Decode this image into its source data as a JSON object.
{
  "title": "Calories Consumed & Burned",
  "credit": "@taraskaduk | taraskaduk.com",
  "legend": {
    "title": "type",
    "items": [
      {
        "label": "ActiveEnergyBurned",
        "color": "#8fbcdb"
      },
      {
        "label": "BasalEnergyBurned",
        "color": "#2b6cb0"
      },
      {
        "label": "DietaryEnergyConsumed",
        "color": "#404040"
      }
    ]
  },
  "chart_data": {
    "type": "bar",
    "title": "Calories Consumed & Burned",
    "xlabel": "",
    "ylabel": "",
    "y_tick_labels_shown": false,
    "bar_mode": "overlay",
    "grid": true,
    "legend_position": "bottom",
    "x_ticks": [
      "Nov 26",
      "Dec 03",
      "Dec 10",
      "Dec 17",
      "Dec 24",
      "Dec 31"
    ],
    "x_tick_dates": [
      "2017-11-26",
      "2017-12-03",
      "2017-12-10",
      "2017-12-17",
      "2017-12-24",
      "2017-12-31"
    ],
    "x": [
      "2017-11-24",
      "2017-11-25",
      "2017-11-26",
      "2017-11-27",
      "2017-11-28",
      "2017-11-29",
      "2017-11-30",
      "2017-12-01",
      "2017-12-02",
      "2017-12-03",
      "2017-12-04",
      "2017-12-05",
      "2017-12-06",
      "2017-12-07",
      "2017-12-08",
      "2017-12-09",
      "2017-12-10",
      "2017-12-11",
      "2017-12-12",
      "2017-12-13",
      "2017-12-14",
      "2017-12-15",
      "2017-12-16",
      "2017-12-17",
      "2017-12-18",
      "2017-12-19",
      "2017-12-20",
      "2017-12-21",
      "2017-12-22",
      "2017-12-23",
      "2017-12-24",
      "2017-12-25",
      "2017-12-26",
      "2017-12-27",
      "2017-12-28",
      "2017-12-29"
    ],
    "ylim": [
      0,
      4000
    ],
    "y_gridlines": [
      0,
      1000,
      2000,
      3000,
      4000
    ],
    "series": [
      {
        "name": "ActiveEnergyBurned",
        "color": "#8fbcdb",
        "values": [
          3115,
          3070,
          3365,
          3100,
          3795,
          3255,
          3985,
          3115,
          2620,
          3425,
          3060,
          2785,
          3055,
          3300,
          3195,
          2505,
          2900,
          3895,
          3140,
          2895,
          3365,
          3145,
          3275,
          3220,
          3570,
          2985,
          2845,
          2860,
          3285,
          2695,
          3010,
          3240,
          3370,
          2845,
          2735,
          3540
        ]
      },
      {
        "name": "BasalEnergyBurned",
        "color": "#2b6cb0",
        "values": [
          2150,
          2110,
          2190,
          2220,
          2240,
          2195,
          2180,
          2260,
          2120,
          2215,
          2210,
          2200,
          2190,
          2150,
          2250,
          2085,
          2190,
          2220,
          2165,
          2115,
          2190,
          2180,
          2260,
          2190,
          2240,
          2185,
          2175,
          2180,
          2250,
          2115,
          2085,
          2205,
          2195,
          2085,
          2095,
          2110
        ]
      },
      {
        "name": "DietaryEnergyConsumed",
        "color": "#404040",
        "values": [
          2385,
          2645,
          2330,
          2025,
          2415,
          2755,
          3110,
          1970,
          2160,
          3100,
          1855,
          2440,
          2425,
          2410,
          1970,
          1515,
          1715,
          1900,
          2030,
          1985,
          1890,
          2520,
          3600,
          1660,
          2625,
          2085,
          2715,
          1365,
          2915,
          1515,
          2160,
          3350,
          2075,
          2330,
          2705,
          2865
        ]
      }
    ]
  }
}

__WHAT TO PRODUCE__.
Extract each record, keeping it identical to the original.

__REPLY__.
Decode this image into its source data as a JSON object.
{
  "title": "Calories Consumed & Burned",
  "credit": "@taraskaduk | taraskaduk.com",
  "legend": {
    "title": "type",
    "items": [
      {
        "label": "ActiveEnergyBurned",
        "color": "#8fbcdb"
      },
      {
        "label": "BasalEnergyBurned",
        "color": "#2b6cb0"
      },
      {
        "label": "DietaryEnergyConsumed",
        "color": "#404040"
      }
    ]
  },
  "chart_data": {
    "type": "bar",
    "title": "Calories Consumed & Burned",
    "xlabel": "",
    "ylabel": "",
    "y_tick_labels_shown": false,
    "bar_mode": "overlay",
    "grid": true,
    "legend_position": "bottom",
    "x_ticks": [
      "Nov 26",
      "Dec 03",
      "Dec 10",
      "Dec 17",
      "Dec 24",
      "Dec 31"
    ],
    "x_tick_dates": [
      "2017-11-26",
      "2017-12-03",
      "2017-12-10",
      "2017-12-17",
      "2017-12-24",
      "2017-12-31"
    ],
    "x": [
      "2017-11-24",
      "2017-11-25",
      "2017-11-26",
      "2017-11-27",
      "2017-11-28",
      "2017-11-29",
      "2017-11-30",
      "2017-12-01",
      "2017-12-02",
      "2017-12-03",
      "2017-12-04",
      "2017-12-05",
      "2017-12-06",
      "2017-12-07",
      "2017-12-08",
      "2017-12-09",
      "2017-12-10",
      "2017-12-11",
      "2017-12-12",
      "2017-12-13",
      "2017-12-14",
      "2017-12-15",
      "2017-12-16",
      "2017-12-17",
      "2017-12-18",
      "2017-12-19",
      "2017-12-20",
      "2017-12-21",
      "2017-12-22",
      "2017-12-23",
      "2017-12-24",
      "2017-12-25",
      "2017-12-26",
      "2017-12-27",
      "2017-12-28",
      "2017-12-29"
    ],
    "ylim": [
      0,
      4000
    ],
    "y_gridlines": [
      0,
      1000,
      2000,
      3000,
      4000
    ],
    "series": [
      {
        "name": "ActiveEnergyBurned",
        "color": "#8fbcdb",
        "values": [
          3115,
          3070,
          3365,
          3100,
          3795,
          3255,
          3985,
          3115,
          2620,
          3425,
          3060,
          2785,
          3055,
          3300,
          3195,
          2505,
          2900,
          3895,
          3140,
          2895,
          3365,
          3145,
          3275,
          3220,
          3570,
          2985,
          2845,
          2860,
          3285,
          2695,
          3010,
          3240,
          3370,
          2845,
          2735,
          3540
        ]
      },
      {
        "name": "BasalEnergyBurned",
        "color": "#2b6cb0",
        "values": [
          2150,
          2110,
          2190,
          2220,
          2240,
          2195,
          2180,
          2260,
          2120,
          2215,
          2210,
          2200,
          2190,
          2150,
          2250,
          2085,
          2190,
          2220,
          2165,
          2115,
          2190,
          2180,
          2260,
          2190,
          2240,
          2185,
          2175,
          2180,
          2250,
          2115,
          2085,
          2205,
          2195,
          2085,
          2095,
          2110
        ]
      },
      {
        "name": "DietaryEnergyConsumed",
        "color": "#404040",
        "values": [
          2385,
          2645,
          2330,
          2025,
          2415,
          2755,
          3110,
          1970,
          2160,
          3100,
          1855,
          2440,
          2425,
          2410,
          1970,
          1515,
          1715,
          1900,
          2030,
          1985,
          1890,
          2520,
          3600,
          1660,
          2625,
          2085,
          2715,
          1365,
          2915,
          1515,
          2160,
          3350,
          2075,
          2330,
          2705,
          2865
        ]
      }
    ]
  }
}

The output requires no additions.